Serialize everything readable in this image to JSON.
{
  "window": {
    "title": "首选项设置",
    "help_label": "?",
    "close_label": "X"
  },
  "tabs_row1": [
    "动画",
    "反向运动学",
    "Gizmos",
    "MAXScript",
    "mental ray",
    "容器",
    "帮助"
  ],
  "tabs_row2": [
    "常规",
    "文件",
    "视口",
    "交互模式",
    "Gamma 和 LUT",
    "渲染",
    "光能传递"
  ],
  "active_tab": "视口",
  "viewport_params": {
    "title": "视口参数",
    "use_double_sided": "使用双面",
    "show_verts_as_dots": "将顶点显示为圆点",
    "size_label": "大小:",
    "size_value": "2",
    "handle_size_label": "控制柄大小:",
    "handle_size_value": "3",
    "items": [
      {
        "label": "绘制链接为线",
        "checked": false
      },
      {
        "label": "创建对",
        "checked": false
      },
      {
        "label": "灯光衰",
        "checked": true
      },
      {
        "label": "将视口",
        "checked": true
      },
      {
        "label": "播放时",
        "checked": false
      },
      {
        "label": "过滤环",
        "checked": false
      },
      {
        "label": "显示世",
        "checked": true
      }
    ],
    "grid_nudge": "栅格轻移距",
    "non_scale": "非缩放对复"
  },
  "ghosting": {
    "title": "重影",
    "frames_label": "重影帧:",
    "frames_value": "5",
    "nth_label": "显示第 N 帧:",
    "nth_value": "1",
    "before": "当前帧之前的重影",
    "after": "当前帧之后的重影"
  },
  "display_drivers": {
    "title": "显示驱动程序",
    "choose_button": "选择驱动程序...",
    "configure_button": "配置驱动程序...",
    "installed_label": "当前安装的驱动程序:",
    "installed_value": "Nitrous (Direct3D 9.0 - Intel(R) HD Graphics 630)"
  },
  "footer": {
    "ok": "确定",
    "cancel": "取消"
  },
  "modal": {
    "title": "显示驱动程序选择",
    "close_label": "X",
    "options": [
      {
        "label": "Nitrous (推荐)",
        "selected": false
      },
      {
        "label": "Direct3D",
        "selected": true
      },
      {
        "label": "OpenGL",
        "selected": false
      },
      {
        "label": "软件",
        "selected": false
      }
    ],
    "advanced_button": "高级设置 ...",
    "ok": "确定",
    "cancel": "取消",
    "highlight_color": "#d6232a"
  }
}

━━━━

> What the task requires
Copy all of the material word for word.

> Solution to this problem
Serialize everything readable in this image to JSON.
{
  "window": {
    "title": "首选项设置",
    "help_label": "?",
    "close_label": "X"
  },
  "tabs_row1": [
    "动画",
    "反向运动学",
    "Gizmos",
    "MAXScript",
    "mental ray",
    "容器",
    "帮助"
  ],
  "tabs_row2": [
    "常规",
    "文件",
    "视口",
    "交互模式",
    "Gamma 和 LUT",
    "渲染",
    "光能传递"
  ],
  "active_tab": "视口",
  "viewport_params": {
    "title": "视口参数",
    "use_double_sided": "使用双面",
    "show_verts_as_dots": "将顶点显示为圆点",
    "size_label": "大小:",
    "size_value": "2",
    "handle_size_label": "控制柄大小:",
    "handle_size_value": "3",
    "items": [
      {
        "label": "绘制链接为线",
        "checked": false
      },
      {
        "label": "创建对",
        "checked": false
      },
      {
        "label": "灯光衰",
        "checked": true
      },
      {
        "label": "将视口",
        "checked": true
      },
      {
        "label": "播放时",
        "checked": false
      },
      {
        "label": "过滤环",
        "checked": false
      },
      {
        "label": "显示世",
        "checked": true
      }
    ],
    "grid_nudge": "栅格轻移距",
    "non_scale": "非缩放对复"
  },
  "ghosting": {
    "title": "重影",
    "frames_label": "重影帧:",
    "frames_value": "5",
    "nth_label": "显示第 N 帧:",
    "nth_value": "1",
    "before": "当前帧之前的重影",
    "after": "当前帧之后的重影"
  },
  "display_drivers": {
    "title": "显示驱动程序",
    "choose_button": "选择驱动程序...",
    "configure_button": "配置驱动程序...",
    "installed_label": "当前安装的驱动程序:",
    "installed_value": "Nitrous (Direct3D 9.0 - Intel(R) HD Graphics 630)"
  },
  "footer": {
    "ok": "确定",
    "cancel": "取消"
  },
  "modal": {
    "title": "显示驱动程序选择",
    "close_label": "X",
    "options": [
      {
        "label": "Nitrous (推荐)",
        "selected": false
      },
      {
        "label": "Direct3D",
        "selected": true
      },
      {
        "label": "OpenGL",
        "selected": false
      },
      {
        "label": "软件",
        "selected": false
      }
    ],
    "advanced_button": "高级设置 ...",
    "ok": "确定",
    "cancel": "取消",
    "highlight_color": "#d6232a"
  }
}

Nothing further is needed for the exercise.